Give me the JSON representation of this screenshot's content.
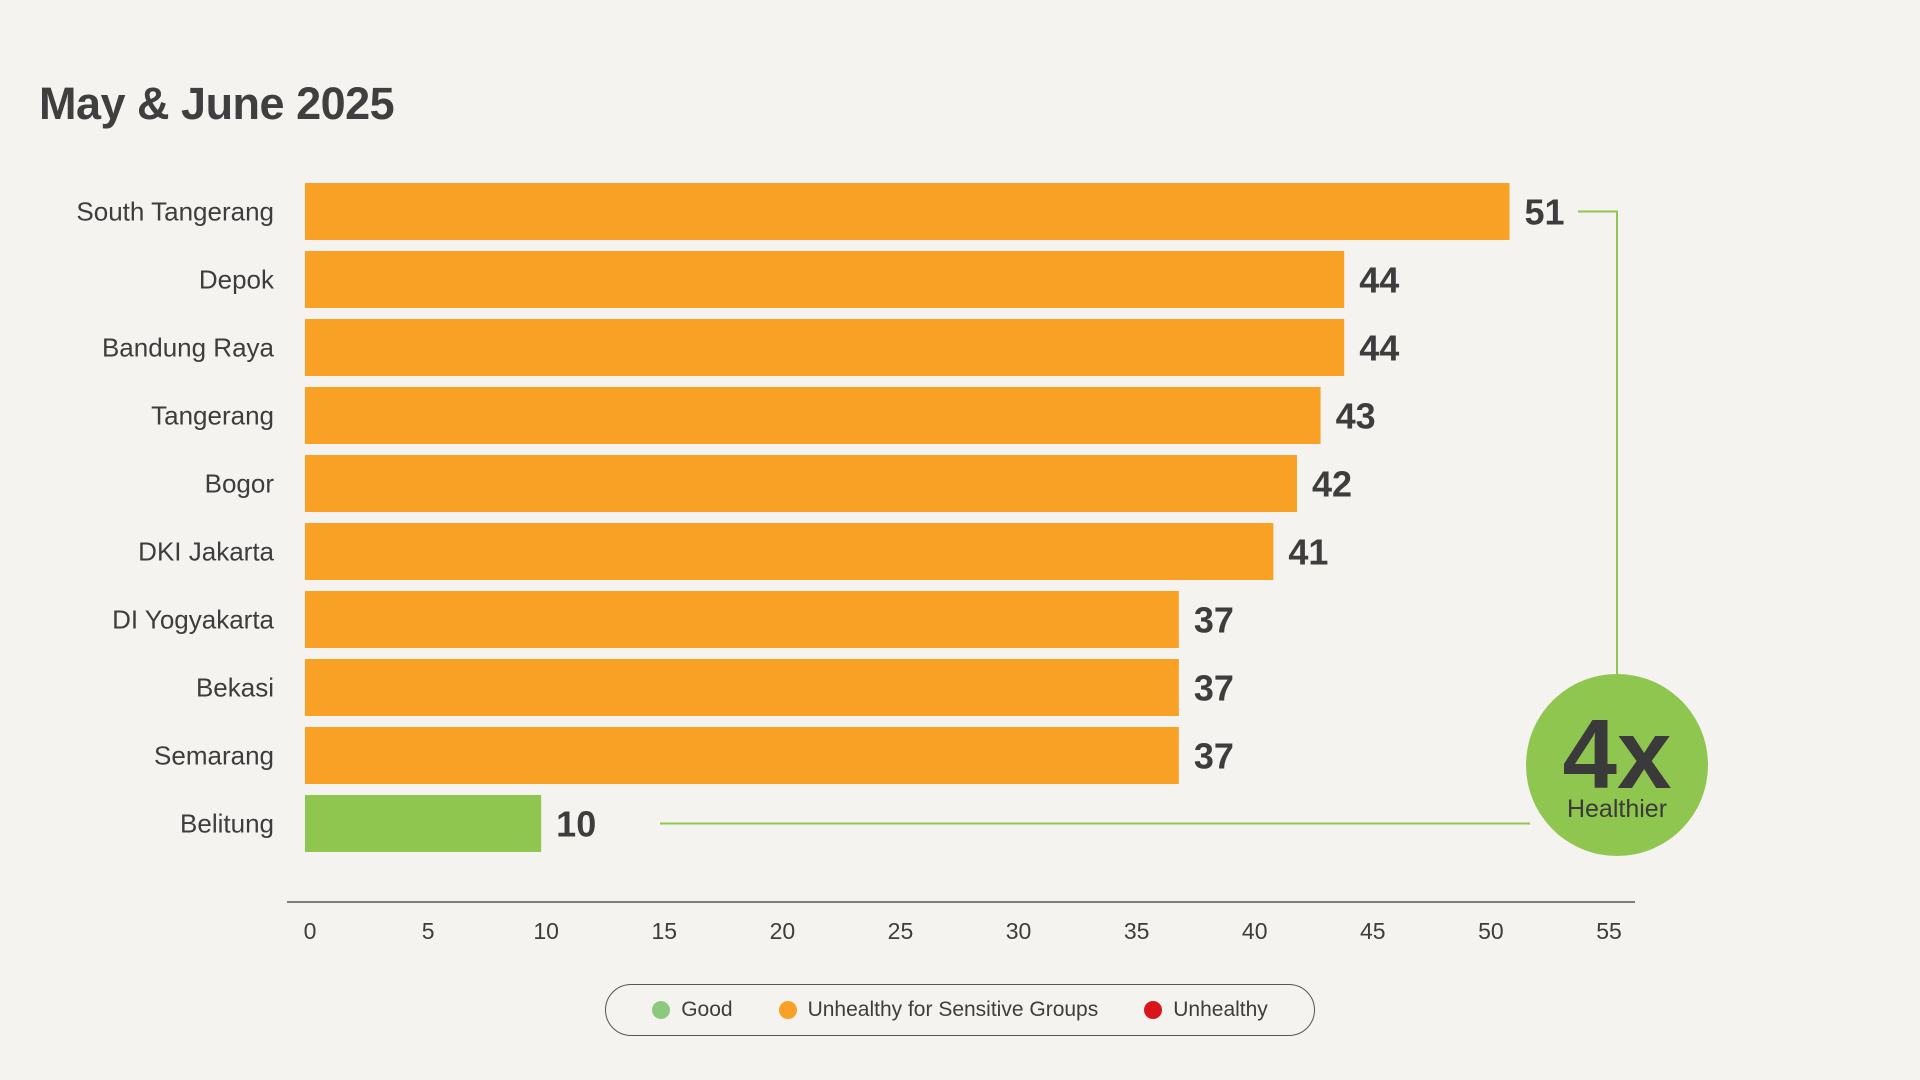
{
  "chart_data": {
    "type": "bar",
    "orientation": "horizontal",
    "title": "May & June 2025",
    "categories": [
      "South Tangerang",
      "Depok",
      "Bandung Raya",
      "Tangerang",
      "Bogor",
      "DKI Jakarta",
      "DI Yogyakarta",
      "Bekasi",
      "Semarang",
      "Belitung"
    ],
    "values": [
      51,
      44,
      44,
      43,
      42,
      41,
      37,
      37,
      37,
      10
    ],
    "value_labels": [
      "51",
      "44",
      "44",
      "43",
      "42",
      "41",
      "37",
      "37",
      "37",
      "10"
    ],
    "bar_status": [
      "Unhealthy for Sensitive Groups",
      "Unhealthy for Sensitive Groups",
      "Unhealthy for Sensitive Groups",
      "Unhealthy for Sensitive Groups",
      "Unhealthy for Sensitive Groups",
      "Unhealthy for Sensitive Groups",
      "Unhealthy for Sensitive Groups",
      "Unhealthy for Sensitive Groups",
      "Unhealthy for Sensitive Groups",
      "Good"
    ],
    "xlim": [
      0,
      55
    ],
    "xticks": [
      0,
      5,
      10,
      15,
      20,
      25,
      30,
      35,
      40,
      45,
      50,
      55
    ],
    "xlabel": "",
    "ylabel": "",
    "grid": false,
    "legend": {
      "placement": "bottom-center",
      "entries": [
        {
          "label": "Good",
          "color": "#8cc97f"
        },
        {
          "label": "Unhealthy for Sensitive Groups",
          "color": "#f9a124"
        },
        {
          "label": "Unhealthy",
          "color": "#d9141b"
        }
      ]
    },
    "annotation": {
      "big_text": "4x",
      "small_text": "Healthier",
      "from_category": "Belitung",
      "to_category": "South Tangerang"
    }
  },
  "colors": {
    "background": "#f5f3ef",
    "orange": "#f9a124",
    "green": "#8fc650",
    "axis": "#555555",
    "text": "#3d3d3d"
  }
}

:::

Work instructions: With the pictures left out, transcribe the material exactly.

Full solution:
Give me the JSON representation of this screenshot's content.
{
  "chart_data": {
    "type": "bar",
    "orientation": "horizontal",
    "title": "May & June 2025",
    "categories": [
      "South Tangerang",
      "Depok",
      "Bandung Raya",
      "Tangerang",
      "Bogor",
      "DKI Jakarta",
      "DI Yogyakarta",
      "Bekasi",
      "Semarang",
      "Belitung"
    ],
    "values": [
      51,
      44,
      44,
      43,
      42,
      41,
      37,
      37,
      37,
      10
    ],
    "value_labels": [
      "51",
      "44",
      "44",
      "43",
      "42",
      "41",
      "37",
      "37",
      "37",
      "10"
    ],
    "bar_status": [
      "Unhealthy for Sensitive Groups",
      "Unhealthy for Sensitive Groups",
      "Unhealthy for Sensitive Groups",
      "Unhealthy for Sensitive Groups",
      "Unhealthy for Sensitive Groups",
      "Unhealthy for Sensitive Groups",
      "Unhealthy for Sensitive Groups",
      "Unhealthy for Sensitive Groups",
      "Unhealthy for Sensitive Groups",
      "Good"
    ],
    "xlim": [
      0,
      55
    ],
    "xticks": [
      0,
      5,
      10,
      15,
      20,
      25,
      30,
      35,
      40,
      45,
      50,
      55
    ],
    "xlabel": "",
    "ylabel": "",
    "grid": false,
    "legend": {
      "placement": "bottom-center",
      "entries": [
        {
          "label": "Good",
          "color": "#8cc97f"
        },
        {
          "label": "Unhealthy for Sensitive Groups",
          "color": "#f9a124"
        },
        {
          "label": "Unhealthy",
          "color": "#d9141b"
        }
      ]
    },
    "annotation": {
      "big_text": "4x",
      "small_text": "Healthier",
      "from_category": "Belitung",
      "to_category": "South Tangerang"
    }
  },
  "colors": {
    "background": "#f5f3ef",
    "orange": "#f9a124",
    "green": "#8fc650",
    "axis": "#555555",
    "text": "#3d3d3d"
  }
}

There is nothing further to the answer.